Data excerpts:
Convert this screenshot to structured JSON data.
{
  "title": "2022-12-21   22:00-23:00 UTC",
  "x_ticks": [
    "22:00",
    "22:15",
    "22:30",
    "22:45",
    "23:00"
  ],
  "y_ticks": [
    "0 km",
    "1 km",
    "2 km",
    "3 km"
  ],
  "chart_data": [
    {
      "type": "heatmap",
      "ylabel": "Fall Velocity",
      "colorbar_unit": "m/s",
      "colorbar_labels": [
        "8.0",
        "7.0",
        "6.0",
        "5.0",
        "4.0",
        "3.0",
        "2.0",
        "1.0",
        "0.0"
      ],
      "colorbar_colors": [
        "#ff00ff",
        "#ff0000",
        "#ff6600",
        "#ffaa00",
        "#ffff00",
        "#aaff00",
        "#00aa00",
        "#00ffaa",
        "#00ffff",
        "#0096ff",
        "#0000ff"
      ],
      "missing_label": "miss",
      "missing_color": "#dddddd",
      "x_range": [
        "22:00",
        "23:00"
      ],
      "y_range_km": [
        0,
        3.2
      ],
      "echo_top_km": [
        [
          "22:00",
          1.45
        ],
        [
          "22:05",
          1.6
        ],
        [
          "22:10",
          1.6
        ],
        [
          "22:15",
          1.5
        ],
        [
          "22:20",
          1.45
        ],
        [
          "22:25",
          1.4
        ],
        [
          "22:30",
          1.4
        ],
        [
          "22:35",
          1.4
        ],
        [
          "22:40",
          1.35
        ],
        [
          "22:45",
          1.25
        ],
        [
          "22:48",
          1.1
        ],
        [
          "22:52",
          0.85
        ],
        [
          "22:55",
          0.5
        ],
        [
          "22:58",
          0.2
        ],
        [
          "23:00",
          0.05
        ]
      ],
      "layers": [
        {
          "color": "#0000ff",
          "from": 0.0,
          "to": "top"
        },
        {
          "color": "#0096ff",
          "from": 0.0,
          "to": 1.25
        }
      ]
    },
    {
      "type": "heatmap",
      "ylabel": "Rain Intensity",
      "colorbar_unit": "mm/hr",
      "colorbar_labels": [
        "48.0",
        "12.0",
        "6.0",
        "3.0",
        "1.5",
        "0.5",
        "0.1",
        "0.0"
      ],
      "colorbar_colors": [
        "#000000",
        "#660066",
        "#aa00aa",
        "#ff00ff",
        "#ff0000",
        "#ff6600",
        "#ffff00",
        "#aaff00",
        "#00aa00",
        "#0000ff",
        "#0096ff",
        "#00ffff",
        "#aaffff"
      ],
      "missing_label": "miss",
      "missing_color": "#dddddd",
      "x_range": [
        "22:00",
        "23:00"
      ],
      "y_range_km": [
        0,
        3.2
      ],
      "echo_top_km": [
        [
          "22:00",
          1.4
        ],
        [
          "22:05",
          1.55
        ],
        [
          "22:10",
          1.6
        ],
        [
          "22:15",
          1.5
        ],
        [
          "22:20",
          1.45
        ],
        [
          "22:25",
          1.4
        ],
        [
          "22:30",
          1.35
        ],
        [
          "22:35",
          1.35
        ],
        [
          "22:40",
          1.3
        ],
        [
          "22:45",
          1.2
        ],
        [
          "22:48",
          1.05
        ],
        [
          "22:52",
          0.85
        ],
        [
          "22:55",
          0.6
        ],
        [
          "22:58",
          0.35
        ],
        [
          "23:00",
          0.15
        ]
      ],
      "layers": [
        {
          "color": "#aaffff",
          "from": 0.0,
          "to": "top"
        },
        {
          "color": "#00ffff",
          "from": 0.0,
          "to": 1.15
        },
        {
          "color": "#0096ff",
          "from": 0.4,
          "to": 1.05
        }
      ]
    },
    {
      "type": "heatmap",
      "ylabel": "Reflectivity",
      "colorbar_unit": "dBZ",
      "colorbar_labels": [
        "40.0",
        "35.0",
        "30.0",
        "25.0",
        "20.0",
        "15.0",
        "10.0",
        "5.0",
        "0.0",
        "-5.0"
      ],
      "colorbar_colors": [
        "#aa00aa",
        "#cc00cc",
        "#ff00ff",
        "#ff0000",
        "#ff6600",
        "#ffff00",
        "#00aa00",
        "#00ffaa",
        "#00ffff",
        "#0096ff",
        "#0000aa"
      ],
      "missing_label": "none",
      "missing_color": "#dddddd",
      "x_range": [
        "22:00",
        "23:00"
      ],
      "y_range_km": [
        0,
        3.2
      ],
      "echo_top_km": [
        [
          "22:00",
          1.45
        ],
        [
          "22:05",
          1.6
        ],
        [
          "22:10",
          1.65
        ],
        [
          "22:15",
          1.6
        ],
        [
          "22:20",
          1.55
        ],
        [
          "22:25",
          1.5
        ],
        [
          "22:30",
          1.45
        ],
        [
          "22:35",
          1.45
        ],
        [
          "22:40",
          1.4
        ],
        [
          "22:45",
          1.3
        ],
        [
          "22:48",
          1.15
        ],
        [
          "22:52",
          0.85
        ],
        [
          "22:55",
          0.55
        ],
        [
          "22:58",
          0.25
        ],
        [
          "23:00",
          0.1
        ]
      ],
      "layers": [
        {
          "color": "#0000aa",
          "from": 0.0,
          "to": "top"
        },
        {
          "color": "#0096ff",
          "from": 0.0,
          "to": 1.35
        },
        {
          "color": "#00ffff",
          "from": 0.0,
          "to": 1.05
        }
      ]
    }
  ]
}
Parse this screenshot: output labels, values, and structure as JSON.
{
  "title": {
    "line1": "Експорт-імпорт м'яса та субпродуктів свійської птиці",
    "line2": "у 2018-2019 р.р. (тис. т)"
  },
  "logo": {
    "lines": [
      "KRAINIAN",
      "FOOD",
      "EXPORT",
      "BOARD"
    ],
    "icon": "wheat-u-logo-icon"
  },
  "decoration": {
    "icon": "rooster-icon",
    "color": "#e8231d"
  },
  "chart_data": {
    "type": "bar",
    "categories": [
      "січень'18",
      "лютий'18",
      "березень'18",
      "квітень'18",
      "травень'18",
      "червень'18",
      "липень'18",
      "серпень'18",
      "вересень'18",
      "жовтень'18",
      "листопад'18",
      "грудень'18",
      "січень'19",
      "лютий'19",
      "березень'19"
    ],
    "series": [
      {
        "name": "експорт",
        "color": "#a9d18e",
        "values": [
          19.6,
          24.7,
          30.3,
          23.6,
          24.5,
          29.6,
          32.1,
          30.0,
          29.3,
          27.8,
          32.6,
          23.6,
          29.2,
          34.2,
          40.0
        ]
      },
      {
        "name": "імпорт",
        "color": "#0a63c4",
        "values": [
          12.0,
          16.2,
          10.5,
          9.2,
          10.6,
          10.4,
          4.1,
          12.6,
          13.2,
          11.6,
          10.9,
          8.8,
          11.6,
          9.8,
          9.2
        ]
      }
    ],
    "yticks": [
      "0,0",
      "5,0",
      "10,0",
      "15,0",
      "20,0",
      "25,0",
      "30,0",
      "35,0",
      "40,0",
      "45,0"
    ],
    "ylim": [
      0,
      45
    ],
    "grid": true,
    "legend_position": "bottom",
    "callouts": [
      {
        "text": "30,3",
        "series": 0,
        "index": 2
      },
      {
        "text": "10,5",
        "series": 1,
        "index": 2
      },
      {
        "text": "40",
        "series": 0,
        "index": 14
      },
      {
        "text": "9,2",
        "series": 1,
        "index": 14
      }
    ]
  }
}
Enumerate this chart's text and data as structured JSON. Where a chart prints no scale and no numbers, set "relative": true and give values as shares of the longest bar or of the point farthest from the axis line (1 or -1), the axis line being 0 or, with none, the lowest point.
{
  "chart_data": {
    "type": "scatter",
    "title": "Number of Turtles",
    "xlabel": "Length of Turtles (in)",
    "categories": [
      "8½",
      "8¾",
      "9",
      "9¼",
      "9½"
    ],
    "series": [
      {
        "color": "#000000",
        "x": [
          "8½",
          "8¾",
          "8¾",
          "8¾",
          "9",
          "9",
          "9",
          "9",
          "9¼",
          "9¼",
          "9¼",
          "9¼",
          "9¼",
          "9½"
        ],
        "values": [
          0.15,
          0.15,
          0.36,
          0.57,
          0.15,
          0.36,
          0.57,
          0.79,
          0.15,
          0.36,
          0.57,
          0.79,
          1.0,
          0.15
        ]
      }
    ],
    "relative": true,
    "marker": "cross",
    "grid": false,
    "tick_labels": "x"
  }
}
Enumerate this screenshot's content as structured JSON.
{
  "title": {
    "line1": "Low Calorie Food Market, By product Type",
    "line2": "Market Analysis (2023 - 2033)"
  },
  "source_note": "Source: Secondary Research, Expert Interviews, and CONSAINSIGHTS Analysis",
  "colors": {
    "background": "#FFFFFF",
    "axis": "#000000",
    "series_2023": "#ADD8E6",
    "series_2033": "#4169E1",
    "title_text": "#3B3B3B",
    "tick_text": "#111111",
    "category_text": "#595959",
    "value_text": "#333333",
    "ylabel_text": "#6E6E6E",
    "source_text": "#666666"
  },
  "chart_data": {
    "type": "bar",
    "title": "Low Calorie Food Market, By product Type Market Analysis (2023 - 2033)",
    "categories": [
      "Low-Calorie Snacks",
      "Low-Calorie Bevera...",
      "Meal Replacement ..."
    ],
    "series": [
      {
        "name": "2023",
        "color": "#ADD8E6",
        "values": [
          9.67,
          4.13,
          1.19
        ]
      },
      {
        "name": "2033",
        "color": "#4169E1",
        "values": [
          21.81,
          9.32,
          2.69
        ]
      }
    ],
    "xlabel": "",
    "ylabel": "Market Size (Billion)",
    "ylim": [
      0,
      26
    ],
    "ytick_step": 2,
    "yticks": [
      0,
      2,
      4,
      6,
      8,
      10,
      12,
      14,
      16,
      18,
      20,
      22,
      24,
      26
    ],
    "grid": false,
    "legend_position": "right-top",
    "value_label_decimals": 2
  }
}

Task statement: Identify the lines of the data that contain the word "JSON". Copy each of them.

Complete response:
Convert this screenshot to structured JSON data.
Parse this screenshot: output labels, values, and structure as JSON.
Enumerate this chart's text and data as structured JSON. Where a chart prints no scale and no numbers, set "relative": true and give values as shares of the longest bar or of the point farthest from the axis line (1 or -1), the axis line being 0 or, with none, the lowest point.
Enumerate this screenshot's content as structured JSON.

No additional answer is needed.